WORK INSTRUCTIONS >>
Copy out the whole listing exactly as written, leaving the pictures behind.

LISTED ENTRIES >>

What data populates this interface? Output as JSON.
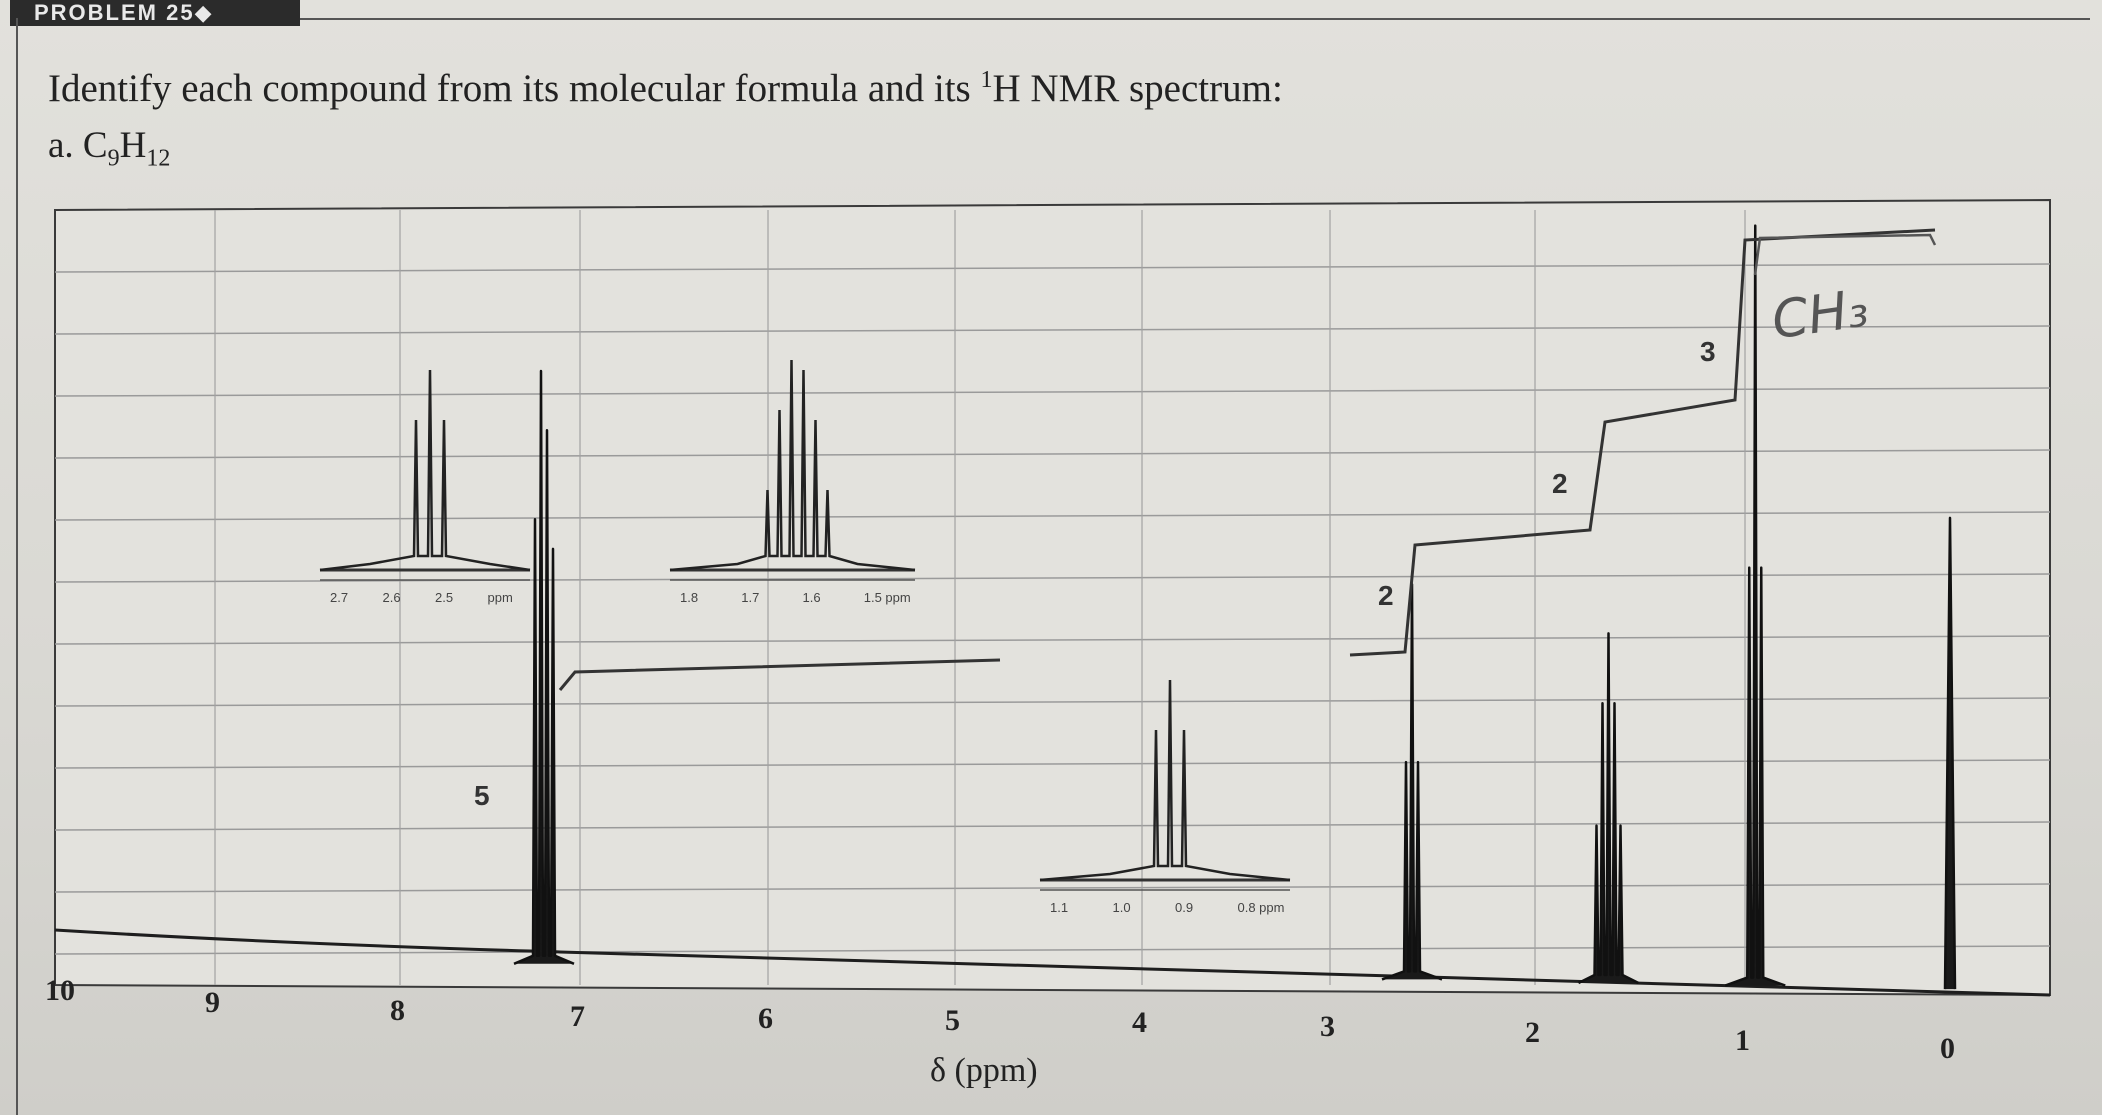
{
  "header": {
    "banner": "PROBLEM 25◆",
    "prompt_pre": "Identify each compound from its molecular formula and its ",
    "prompt_sup": "1",
    "prompt_post": "H NMR spectrum:",
    "part_label": "a. C",
    "formula_sub1": "9",
    "formula_mid": "H",
    "formula_sub2": "12"
  },
  "spectrum": {
    "x_axis_title": "δ (ppm)",
    "integrations": [
      "5",
      "2",
      "2",
      "3"
    ],
    "handwritten_note": "CH₃",
    "inset_tick_labels": [
      [
        "2.7",
        "2.6",
        "2.5",
        "ppm"
      ],
      [
        "1.8",
        "1.7",
        "1.6",
        "1.5 ppm"
      ],
      [
        "1.1",
        "1.0",
        "0.9",
        "0.8 ppm"
      ]
    ]
  },
  "chart_data": {
    "type": "line",
    "xlabel": "δ (ppm)",
    "ylabel": "",
    "x_reversed": true,
    "xlim": [
      10,
      0
    ],
    "x_ticks": [
      10,
      9,
      8,
      7,
      6,
      5,
      4,
      3,
      2,
      1,
      0
    ],
    "series": [
      {
        "peaks": [
          {
            "shift": 7.2,
            "relative_height": 0.78,
            "integration": "5",
            "multiplicity": "multiplet"
          },
          {
            "shift": 2.6,
            "relative_height": 0.52,
            "integration": "2",
            "multiplicity": "triplet"
          },
          {
            "shift": 1.65,
            "relative_height": 0.46,
            "integration": "2",
            "multiplicity": "sextet"
          },
          {
            "shift": 0.95,
            "relative_height": 1.0,
            "integration": "3",
            "multiplicity": "triplet"
          },
          {
            "shift": 0.0,
            "relative_height": 0.62,
            "integration": "",
            "multiplicity": "singlet (TMS)"
          }
        ]
      }
    ],
    "grid": true
  }
}
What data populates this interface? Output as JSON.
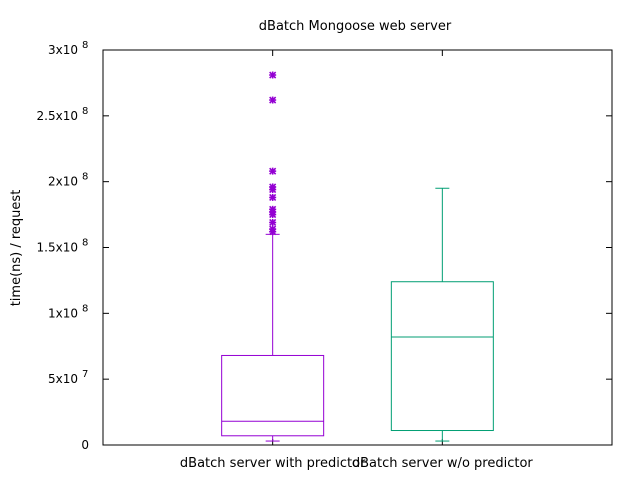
{
  "chart_data": {
    "type": "box",
    "title": "dBatch Mongoose web server",
    "xlabel": "",
    "ylabel": "time(ns) / request",
    "ylim": [
      0,
      300000000
    ],
    "yticks": [
      {
        "value": 0,
        "mantissa": "0",
        "exp": ""
      },
      {
        "value": 50000000,
        "mantissa": "5x10",
        "exp": "7"
      },
      {
        "value": 100000000,
        "mantissa": "1x10",
        "exp": "8"
      },
      {
        "value": 150000000,
        "mantissa": "1.5x10",
        "exp": "8"
      },
      {
        "value": 200000000,
        "mantissa": "2x10",
        "exp": "8"
      },
      {
        "value": 250000000,
        "mantissa": "2.5x10",
        "exp": "8"
      },
      {
        "value": 300000000,
        "mantissa": "3x10",
        "exp": "8"
      }
    ],
    "grid": false,
    "legend": "none",
    "series": [
      {
        "category": "dBatch server with predictor",
        "color": "#9400d3",
        "whisker_low": 3000000,
        "q1": 7000000,
        "median": 18000000,
        "q3": 68000000,
        "whisker_high": 160000000,
        "outliers": [
          162000000,
          164000000,
          169000000,
          175000000,
          177000000,
          179000000,
          188000000,
          194000000,
          196000000,
          208000000,
          262000000,
          281000000
        ]
      },
      {
        "category": "dBatch server w/o predictor",
        "color": "#009e73",
        "whisker_low": 3000000,
        "q1": 11000000,
        "median": 82000000,
        "q3": 124000000,
        "whisker_high": 195000000,
        "outliers": []
      }
    ]
  }
}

SOLUTION FOR THIS EXERCISE >>
What data populates this interface? Output as JSON.
{
  "header": {
    "banner": "PROBLEM 25◆",
    "prompt_pre": "Identify each compound from its molecular formula and its ",
    "prompt_sup": "1",
    "prompt_post": "H NMR spectrum:",
    "part_label": "a. C",
    "formula_sub1": "9",
    "formula_mid": "H",
    "formula_sub2": "12"
  },
  "spectrum": {
    "x_axis_title": "δ (ppm)",
    "integrations": [
      "5",
      "2",
      "2",
      "3"
    ],
    "handwritten_note": "CH₃",
    "inset_tick_labels": [
      [
        "2.7",
        "2.6",
        "2.5",
        "ppm"
      ],
      [
        "1.8",
        "1.7",
        "1.6",
        "1.5 ppm"
      ],
      [
        "1.1",
        "1.0",
        "0.9",
        "0.8 ppm"
      ]
    ]
  },
  "chart_data": {
    "type": "line",
    "xlabel": "δ (ppm)",
    "ylabel": "",
    "x_reversed": true,
    "xlim": [
      10,
      0
    ],
    "x_ticks": [
      10,
      9,
      8,
      7,
      6,
      5,
      4,
      3,
      2,
      1,
      0
    ],
    "series": [
      {
        "peaks": [
          {
            "shift": 7.2,
            "relative_height": 0.78,
            "integration": "5",
            "multiplicity": "multiplet"
          },
          {
            "shift": 2.6,
            "relative_height": 0.52,
            "integration": "2",
            "multiplicity": "triplet"
          },
          {
            "shift": 1.65,
            "relative_height": 0.46,
            "integration": "2",
            "multiplicity": "sextet"
          },
          {
            "shift": 0.95,
            "relative_height": 1.0,
            "integration": "3",
            "multiplicity": "triplet"
          },
          {
            "shift": 0.0,
            "relative_height": 0.62,
            "integration": "",
            "multiplicity": "singlet (TMS)"
          }
        ]
      }
    ],
    "grid": true
  }
}
What data populates this interface? Output as JSON.
{
  "chart_data": {
    "type": "box",
    "title": "dBatch Mongoose web server",
    "xlabel": "",
    "ylabel": "time(ns) / request",
    "ylim": [
      0,
      300000000
    ],
    "yticks": [
      {
        "value": 0,
        "mantissa": "0",
        "exp": ""
      },
      {
        "value": 50000000,
        "mantissa": "5x10",
        "exp": "7"
      },
      {
        "value": 100000000,
        "mantissa": "1x10",
        "exp": "8"
      },
      {
        "value": 150000000,
        "mantissa": "1.5x10",
        "exp": "8"
      },
      {
        "value": 200000000,
        "mantissa": "2x10",
        "exp": "8"
      },
      {
        "value": 250000000,
        "mantissa": "2.5x10",
        "exp": "8"
      },
      {
        "value": 300000000,
        "mantissa": "3x10",
        "exp": "8"
      }
    ],
    "grid": false,
    "legend": "none",
    "series": [
      {
        "category": "dBatch server with predictor",
        "color": "#9400d3",
        "whisker_low": 3000000,
        "q1": 7000000,
        "median": 18000000,
        "q3": 68000000,
        "whisker_high": 160000000,
        "outliers": [
          162000000,
          164000000,
          169000000,
          175000000,
          177000000,
          179000000,
          188000000,
          194000000,
          196000000,
          208000000,
          262000000,
          281000000
        ]
      },
      {
        "category": "dBatch server w/o predictor",
        "color": "#009e73",
        "whisker_low": 3000000,
        "q1": 11000000,
        "median": 82000000,
        "q3": 124000000,
        "whisker_high": 195000000,
        "outliers": []
      }
    ]
  }
}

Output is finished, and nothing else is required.